-- start of DATA SECTION --

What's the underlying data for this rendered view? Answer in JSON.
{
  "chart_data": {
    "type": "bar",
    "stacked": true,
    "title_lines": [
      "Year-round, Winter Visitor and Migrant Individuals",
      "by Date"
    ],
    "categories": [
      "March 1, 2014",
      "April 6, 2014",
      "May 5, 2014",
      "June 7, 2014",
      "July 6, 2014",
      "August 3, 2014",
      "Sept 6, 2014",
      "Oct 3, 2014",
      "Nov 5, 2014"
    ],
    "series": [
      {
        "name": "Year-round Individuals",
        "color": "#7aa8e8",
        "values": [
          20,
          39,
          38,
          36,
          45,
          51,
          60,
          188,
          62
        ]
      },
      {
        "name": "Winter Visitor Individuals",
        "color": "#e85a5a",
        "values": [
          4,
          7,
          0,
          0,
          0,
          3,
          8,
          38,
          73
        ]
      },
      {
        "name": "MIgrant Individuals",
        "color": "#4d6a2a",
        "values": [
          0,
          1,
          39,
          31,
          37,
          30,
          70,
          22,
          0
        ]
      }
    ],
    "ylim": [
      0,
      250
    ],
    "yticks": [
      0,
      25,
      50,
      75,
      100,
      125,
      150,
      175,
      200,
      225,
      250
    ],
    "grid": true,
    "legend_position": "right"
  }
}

-- end of DATA SECTION --

- _WORK TO BE COMPLETED_
Using the listing above, show each line holding the string "Year".

- _TASK RESULT_
      "Year-round, Winter Visitor and Migrant Individuals",
        "name": "Year-round Individuals",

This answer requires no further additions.